■ **EXERCISE DIRECTIONS**: In the listing below, find every line with the string "name" and pull it out.

■ **PROVIDED INFORMATION**:
[Begin]

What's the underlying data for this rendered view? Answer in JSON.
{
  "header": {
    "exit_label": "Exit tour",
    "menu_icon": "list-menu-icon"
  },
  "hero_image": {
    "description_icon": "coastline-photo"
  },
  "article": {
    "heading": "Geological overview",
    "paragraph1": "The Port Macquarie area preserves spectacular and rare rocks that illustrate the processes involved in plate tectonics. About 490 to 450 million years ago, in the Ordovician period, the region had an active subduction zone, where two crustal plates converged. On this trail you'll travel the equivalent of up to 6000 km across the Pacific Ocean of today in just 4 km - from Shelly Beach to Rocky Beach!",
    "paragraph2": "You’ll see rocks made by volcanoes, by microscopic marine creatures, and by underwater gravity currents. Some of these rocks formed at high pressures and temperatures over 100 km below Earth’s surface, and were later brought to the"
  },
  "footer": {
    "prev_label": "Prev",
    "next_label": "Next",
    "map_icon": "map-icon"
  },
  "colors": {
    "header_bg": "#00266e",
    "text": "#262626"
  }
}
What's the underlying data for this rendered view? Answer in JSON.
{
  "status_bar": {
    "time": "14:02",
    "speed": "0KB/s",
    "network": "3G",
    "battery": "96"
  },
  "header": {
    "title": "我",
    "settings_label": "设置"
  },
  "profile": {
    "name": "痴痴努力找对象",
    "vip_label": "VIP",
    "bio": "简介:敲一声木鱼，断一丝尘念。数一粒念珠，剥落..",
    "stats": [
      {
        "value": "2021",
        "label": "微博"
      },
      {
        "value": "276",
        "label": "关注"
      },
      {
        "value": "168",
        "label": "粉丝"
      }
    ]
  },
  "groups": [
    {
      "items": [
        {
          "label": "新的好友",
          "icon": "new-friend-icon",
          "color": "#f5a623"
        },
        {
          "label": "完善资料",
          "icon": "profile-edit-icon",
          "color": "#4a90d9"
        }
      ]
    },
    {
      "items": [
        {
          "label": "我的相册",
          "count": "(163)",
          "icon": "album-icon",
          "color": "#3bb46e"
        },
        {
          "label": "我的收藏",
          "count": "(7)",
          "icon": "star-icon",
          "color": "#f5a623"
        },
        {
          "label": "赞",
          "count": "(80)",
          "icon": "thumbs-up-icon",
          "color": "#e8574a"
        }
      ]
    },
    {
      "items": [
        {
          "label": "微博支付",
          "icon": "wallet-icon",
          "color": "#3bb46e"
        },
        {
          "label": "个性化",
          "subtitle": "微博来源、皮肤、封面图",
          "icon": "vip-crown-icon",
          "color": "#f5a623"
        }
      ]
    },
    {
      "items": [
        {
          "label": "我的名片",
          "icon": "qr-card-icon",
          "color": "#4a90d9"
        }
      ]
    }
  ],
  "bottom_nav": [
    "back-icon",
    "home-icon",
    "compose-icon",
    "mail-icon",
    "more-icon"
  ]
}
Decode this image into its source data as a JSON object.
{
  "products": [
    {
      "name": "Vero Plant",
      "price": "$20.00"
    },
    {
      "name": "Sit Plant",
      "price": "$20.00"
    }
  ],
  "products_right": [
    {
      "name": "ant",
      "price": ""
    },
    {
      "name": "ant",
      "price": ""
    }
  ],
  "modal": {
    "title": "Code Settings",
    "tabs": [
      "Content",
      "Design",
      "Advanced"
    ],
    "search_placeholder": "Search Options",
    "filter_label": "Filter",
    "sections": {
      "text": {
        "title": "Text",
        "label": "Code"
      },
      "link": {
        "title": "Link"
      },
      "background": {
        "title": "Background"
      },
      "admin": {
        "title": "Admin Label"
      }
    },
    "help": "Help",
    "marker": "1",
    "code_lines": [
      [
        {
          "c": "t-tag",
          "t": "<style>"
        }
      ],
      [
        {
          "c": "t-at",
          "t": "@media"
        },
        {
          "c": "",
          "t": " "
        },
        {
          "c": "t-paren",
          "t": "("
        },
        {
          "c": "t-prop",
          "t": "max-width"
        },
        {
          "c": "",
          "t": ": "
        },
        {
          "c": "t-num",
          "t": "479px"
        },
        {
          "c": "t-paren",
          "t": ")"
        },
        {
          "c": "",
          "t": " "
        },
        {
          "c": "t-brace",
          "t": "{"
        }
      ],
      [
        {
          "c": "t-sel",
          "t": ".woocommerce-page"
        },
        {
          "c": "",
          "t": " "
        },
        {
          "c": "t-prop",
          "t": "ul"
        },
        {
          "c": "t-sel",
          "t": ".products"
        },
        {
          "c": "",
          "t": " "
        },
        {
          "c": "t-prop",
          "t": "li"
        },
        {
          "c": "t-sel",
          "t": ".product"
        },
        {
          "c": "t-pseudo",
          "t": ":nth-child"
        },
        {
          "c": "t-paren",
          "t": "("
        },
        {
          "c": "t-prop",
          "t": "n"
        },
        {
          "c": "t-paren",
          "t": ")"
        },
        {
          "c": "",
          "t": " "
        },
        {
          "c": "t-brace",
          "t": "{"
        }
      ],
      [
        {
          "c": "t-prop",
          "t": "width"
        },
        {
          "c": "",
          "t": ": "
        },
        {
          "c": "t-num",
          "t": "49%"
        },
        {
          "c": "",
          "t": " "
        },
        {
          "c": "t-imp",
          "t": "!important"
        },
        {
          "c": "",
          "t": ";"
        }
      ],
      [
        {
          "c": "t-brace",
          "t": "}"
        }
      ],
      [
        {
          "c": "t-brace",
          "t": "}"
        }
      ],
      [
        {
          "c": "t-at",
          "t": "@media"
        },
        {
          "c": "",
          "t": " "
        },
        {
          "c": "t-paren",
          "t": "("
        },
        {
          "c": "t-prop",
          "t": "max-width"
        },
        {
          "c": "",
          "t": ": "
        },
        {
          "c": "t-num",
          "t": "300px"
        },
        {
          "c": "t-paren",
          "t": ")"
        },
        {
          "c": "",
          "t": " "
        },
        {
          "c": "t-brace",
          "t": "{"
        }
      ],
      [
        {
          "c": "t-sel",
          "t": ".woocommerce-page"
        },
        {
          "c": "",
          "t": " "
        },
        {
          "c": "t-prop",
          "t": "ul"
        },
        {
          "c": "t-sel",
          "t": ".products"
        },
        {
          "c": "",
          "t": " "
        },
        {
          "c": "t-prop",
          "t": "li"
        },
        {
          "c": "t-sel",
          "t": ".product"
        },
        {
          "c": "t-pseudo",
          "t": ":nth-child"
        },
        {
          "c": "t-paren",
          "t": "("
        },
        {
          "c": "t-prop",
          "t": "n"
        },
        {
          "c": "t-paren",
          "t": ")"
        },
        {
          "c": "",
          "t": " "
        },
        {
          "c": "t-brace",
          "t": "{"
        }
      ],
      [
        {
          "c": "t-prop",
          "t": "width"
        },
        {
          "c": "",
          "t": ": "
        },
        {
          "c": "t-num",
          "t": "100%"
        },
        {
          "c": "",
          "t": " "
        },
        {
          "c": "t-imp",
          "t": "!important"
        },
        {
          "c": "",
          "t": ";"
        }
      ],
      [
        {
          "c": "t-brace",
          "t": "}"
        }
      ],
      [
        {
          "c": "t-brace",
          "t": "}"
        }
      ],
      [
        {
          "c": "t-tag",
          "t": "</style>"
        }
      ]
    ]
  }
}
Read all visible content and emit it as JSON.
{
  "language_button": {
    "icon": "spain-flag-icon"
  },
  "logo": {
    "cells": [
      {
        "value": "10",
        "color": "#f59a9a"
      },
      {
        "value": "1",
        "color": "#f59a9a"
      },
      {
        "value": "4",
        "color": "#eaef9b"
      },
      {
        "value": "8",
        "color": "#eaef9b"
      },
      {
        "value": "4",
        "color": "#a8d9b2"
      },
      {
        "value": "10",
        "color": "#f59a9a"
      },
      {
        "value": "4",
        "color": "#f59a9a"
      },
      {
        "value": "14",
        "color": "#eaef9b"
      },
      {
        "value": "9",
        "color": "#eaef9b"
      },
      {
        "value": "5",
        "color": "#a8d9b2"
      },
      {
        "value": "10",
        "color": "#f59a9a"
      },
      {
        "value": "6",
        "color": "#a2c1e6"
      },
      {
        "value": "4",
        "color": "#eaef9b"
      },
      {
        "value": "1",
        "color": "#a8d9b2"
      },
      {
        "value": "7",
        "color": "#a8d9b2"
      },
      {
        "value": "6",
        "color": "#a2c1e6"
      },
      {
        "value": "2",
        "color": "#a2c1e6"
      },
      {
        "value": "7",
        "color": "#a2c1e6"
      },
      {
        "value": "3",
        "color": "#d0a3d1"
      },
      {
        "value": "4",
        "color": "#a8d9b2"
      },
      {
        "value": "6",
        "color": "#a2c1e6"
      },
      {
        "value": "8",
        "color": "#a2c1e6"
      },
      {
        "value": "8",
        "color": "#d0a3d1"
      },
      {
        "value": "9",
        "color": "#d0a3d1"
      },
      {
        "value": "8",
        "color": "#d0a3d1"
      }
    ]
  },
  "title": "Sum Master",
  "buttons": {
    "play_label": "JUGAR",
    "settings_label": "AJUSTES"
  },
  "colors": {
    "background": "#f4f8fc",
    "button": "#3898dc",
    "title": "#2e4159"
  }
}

[End]

■ **CORRECT OUTPUT**:
    "name": "痴痴努力找对象",
      "name": "Vero Plant",
      "name": "Sit Plant",
      "name": "ant",
      "name": "ant",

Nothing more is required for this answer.